* Start *

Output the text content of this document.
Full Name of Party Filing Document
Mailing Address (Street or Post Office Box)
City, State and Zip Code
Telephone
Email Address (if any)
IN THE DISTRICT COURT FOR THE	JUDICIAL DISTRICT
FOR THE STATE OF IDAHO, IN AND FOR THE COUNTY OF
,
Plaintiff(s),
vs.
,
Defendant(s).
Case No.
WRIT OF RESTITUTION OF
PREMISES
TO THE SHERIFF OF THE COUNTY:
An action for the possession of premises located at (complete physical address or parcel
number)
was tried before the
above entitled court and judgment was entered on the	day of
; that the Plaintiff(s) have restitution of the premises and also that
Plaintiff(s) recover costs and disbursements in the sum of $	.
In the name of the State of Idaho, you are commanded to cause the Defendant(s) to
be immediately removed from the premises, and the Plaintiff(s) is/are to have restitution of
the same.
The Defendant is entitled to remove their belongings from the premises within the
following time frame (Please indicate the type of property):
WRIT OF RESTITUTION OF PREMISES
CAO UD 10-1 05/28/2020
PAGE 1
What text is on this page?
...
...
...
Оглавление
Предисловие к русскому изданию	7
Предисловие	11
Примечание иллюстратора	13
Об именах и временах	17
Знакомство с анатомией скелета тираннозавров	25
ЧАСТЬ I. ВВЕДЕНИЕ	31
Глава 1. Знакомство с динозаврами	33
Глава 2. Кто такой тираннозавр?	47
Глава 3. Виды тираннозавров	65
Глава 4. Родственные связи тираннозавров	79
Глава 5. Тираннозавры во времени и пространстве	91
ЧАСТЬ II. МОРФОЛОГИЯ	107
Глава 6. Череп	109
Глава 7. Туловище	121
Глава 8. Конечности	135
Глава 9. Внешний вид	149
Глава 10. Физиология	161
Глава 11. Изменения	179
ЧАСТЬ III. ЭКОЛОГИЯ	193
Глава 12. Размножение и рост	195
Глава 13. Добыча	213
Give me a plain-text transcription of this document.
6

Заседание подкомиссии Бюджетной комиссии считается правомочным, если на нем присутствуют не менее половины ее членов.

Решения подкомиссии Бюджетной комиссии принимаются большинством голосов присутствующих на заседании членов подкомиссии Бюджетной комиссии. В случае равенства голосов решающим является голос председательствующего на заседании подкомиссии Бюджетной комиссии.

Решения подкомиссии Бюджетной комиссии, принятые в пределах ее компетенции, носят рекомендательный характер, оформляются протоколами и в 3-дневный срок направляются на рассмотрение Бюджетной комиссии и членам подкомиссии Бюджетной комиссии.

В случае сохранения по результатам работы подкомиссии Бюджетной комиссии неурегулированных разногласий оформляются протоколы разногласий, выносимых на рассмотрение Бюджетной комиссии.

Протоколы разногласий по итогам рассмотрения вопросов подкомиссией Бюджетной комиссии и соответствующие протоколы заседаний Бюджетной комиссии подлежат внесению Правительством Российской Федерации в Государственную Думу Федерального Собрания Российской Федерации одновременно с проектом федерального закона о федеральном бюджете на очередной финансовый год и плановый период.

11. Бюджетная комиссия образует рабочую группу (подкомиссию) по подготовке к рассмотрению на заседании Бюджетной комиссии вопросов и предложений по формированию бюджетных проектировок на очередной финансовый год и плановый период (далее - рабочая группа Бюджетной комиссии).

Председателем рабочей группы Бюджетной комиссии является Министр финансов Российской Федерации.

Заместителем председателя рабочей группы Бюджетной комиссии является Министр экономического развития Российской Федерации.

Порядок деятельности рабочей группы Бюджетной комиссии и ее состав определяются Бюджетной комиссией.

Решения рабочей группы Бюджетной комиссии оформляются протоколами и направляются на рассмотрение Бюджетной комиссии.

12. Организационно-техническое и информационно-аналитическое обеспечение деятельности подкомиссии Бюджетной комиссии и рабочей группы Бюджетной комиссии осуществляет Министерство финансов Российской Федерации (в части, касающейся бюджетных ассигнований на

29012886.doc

* End *

Print out all the entries precisely as written.

*Reply to the task*
Output the text content of this document.
Full Name of Party Filing Document
Mailing Address (Street or Post Office Box)
City, State and Zip Code
Telephone
Email Address (if any)
IN THE DISTRICT COURT FOR THE	JUDICIAL DISTRICT
FOR THE STATE OF IDAHO, IN AND FOR THE COUNTY OF
,
Plaintiff(s),
vs.
,
Defendant(s).
Case No.
WRIT OF RESTITUTION OF
PREMISES
TO THE SHERIFF OF THE COUNTY:
An action for the possession of premises located at (complete physical address or parcel
number)
was tried before the
above entitled court and judgment was entered on the	day of
; that the Plaintiff(s) have restitution of the premises and also that
Plaintiff(s) recover costs and disbursements in the sum of $	.
In the name of the State of Idaho, you are commanded to cause the Defendant(s) to
be immediately removed from the premises, and the Plaintiff(s) is/are to have restitution of
the same.
The Defendant is entitled to remove their belongings from the premises within the
following time frame (Please indicate the type of property):
WRIT OF RESTITUTION OF PREMISES
CAO UD 10-1 05/28/2020
PAGE 1
What text is on this page?
...
...
...
Оглавление
Предисловие к русскому изданию	7
Предисловие	11
Примечание иллюстратора	13
Об именах и временах	17
Знакомство с анатомией скелета тираннозавров	25
ЧАСТЬ I. ВВЕДЕНИЕ	31
Глава 1. Знакомство с динозаврами	33
Глава 2. Кто такой тираннозавр?	47
Глава 3. Виды тираннозавров	65
Глава 4. Родственные связи тираннозавров	79
Глава 5. Тираннозавры во времени и пространстве	91
ЧАСТЬ II. МОРФОЛОГИЯ	107
Глава 6. Череп	109
Глава 7. Туловище	121
Глава 8. Конечности	135
Глава 9. Внешний вид	149
Глава 10. Физиология	161
Глава 11. Изменения	179
ЧАСТЬ III. ЭКОЛОГИЯ	193
Глава 12. Размножение и рост	195
Глава 13. Добыча	213
Give me a plain-text transcription of this document.
6

Заседание подкомиссии Бюджетной комиссии считается правомочным, если на нем присутствуют не менее половины ее членов.

Решения подкомиссии Бюджетной комиссии принимаются большинством голосов присутствующих на заседании членов подкомиссии Бюджетной комиссии. В случае равенства голосов решающим является голос председательствующего на заседании подкомиссии Бюджетной комиссии.

Решения подкомиссии Бюджетной комиссии, принятые в пределах ее компетенции, носят рекомендательный характер, оформляются протоколами и в 3-дневный срок направляются на рассмотрение Бюджетной комиссии и членам подкомиссии Бюджетной комиссии.

В случае сохранения по результатам работы подкомиссии Бюджетной комиссии неурегулированных разногласий оформляются протоколы разногласий, выносимых на рассмотрение Бюджетной комиссии.

Протоколы разногласий по итогам рассмотрения вопросов подкомиссией Бюджетной комиссии и соответствующие протоколы заседаний Бюджетной комиссии подлежат внесению Правительством Российской Федерации в Государственную Думу Федерального Собрания Российской Федерации одновременно с проектом федерального закона о федеральном бюджете на очередной финансовый год и плановый период.

11. Бюджетная комиссия образует рабочую группу (подкомиссию) по подготовке к рассмотрению на заседании Бюджетной комиссии вопросов и предложений по формированию бюджетных проектировок на очередной финансовый год и плановый период (далее - рабочая группа Бюджетной комиссии).

Председателем рабочей группы Бюджетной комиссии является Министр финансов Российской Федерации.

Заместителем председателя рабочей группы Бюджетной комиссии является Министр экономического развития Российской Федерации.

Порядок деятельности рабочей группы Бюджетной комиссии и ее состав определяются Бюджетной комиссией.

Решения рабочей группы Бюджетной комиссии оформляются протоколами и направляются на рассмотрение Бюджетной комиссии.

12. Организационно-техническое и информационно-аналитическое обеспечение деятельности подкомиссии Бюджетной комиссии и рабочей группы Бюджетной комиссии осуществляет Министерство финансов Российской Федерации (в части, касающейся бюджетных ассигнований на

29012886.doc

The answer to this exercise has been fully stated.